Goal
Take every line from the listing below that includes "circle" and copy it.
-- BEGIN Input rows --
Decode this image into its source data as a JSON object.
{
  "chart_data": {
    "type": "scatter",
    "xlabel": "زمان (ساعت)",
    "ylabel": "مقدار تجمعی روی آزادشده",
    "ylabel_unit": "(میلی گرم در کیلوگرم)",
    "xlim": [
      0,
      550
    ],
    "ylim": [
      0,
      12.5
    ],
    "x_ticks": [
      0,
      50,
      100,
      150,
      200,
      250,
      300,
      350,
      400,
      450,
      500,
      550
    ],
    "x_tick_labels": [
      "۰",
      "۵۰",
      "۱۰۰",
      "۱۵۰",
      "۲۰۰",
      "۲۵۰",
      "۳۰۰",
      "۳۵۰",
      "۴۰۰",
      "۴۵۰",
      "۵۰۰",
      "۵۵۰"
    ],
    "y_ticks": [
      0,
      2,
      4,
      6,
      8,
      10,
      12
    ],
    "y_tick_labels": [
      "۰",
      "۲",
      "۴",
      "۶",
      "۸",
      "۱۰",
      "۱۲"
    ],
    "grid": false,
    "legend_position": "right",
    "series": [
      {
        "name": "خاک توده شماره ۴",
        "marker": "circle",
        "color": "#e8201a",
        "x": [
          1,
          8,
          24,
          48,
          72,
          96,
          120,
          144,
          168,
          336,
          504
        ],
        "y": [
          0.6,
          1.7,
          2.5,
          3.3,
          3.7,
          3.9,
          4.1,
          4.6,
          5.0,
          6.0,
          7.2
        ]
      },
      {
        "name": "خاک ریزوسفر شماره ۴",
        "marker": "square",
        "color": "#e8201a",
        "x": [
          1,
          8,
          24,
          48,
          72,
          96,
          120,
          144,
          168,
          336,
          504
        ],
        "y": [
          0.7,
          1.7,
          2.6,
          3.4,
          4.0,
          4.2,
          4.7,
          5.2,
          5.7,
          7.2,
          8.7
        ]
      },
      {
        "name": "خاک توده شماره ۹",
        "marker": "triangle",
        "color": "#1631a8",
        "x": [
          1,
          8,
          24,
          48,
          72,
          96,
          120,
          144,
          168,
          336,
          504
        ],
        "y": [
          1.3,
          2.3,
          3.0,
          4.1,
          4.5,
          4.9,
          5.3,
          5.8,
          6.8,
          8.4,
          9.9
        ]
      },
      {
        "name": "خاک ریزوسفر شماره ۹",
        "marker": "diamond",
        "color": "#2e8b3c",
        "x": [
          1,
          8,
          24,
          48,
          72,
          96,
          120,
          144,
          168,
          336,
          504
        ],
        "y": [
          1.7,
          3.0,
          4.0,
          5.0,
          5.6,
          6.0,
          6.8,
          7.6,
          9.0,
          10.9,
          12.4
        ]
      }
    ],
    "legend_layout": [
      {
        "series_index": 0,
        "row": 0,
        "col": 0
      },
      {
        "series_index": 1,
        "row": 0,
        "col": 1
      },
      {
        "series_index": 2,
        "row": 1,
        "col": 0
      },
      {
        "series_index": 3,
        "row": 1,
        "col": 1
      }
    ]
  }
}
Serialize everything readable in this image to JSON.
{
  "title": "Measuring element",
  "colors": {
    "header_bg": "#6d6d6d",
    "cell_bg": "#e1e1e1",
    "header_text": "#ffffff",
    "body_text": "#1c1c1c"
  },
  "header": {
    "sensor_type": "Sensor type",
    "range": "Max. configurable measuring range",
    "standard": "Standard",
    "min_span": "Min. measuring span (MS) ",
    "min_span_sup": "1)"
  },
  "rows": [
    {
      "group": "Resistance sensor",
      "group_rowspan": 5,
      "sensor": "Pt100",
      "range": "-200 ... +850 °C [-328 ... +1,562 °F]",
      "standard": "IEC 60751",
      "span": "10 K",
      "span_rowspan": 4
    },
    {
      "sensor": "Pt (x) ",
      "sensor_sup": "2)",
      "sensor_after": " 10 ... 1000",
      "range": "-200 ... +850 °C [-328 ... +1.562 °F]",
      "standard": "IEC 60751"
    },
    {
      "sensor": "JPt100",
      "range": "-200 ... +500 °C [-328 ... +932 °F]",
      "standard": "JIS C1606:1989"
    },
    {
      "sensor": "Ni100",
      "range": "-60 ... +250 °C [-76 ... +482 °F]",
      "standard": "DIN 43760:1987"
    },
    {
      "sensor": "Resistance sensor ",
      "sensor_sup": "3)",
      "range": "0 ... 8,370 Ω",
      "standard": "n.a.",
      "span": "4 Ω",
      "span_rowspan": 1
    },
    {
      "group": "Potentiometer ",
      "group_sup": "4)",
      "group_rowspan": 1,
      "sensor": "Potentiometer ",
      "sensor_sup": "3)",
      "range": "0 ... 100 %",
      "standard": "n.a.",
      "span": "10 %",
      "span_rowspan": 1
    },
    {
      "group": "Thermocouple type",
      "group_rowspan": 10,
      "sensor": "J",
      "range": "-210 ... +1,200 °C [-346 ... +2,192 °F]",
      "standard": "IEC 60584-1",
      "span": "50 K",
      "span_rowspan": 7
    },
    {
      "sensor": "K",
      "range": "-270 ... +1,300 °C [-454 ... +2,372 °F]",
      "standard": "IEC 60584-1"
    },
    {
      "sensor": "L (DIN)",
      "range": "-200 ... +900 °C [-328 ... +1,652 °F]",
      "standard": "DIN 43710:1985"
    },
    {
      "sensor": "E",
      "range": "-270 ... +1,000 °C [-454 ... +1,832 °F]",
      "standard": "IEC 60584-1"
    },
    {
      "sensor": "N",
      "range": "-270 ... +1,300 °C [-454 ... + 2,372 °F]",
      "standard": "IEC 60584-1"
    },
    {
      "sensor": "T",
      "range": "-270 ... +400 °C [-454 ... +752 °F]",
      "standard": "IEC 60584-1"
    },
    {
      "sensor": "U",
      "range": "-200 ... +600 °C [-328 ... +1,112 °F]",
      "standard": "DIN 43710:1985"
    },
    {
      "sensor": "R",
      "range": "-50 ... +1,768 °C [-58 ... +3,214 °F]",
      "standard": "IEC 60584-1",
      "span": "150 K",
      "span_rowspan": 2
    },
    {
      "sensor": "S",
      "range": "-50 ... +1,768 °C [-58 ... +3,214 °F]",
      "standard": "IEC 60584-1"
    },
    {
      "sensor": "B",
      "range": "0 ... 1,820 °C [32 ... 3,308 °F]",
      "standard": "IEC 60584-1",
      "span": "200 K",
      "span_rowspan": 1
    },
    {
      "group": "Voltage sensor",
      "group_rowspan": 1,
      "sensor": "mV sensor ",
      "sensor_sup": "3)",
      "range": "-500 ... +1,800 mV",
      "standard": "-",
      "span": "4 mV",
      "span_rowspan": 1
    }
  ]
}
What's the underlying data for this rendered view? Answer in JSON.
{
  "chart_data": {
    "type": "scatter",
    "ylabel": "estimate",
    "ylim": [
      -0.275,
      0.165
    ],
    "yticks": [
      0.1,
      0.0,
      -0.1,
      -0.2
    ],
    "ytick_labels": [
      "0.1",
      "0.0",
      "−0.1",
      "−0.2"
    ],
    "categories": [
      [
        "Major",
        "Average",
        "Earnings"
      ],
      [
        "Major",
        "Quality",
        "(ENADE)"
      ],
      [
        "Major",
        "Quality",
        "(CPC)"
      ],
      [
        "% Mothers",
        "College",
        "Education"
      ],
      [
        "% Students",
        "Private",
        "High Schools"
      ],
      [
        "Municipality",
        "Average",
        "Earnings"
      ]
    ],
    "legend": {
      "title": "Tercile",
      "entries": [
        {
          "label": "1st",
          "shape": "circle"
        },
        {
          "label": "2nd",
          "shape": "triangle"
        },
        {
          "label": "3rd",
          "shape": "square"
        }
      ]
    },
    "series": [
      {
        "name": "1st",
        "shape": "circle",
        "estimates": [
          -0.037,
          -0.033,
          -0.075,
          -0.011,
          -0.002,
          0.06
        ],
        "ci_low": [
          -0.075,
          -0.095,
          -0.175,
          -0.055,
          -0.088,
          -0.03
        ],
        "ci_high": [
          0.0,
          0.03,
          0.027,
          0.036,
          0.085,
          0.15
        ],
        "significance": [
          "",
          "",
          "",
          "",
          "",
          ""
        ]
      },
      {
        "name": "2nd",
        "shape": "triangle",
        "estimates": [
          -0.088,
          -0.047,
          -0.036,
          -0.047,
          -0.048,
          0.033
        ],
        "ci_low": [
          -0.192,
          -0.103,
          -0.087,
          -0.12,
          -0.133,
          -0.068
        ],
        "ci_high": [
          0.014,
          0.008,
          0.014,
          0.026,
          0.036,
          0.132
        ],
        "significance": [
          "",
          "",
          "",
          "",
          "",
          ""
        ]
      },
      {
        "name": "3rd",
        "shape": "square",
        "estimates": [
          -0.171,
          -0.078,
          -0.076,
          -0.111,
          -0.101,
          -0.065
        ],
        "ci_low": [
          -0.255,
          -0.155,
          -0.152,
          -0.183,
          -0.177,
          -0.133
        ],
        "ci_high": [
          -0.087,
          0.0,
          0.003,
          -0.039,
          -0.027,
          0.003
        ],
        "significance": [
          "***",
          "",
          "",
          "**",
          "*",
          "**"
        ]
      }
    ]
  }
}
-- END Input rows --
Reply to the task
        "marker": "circle",
          "shape": "circle"
        "shape": "circle",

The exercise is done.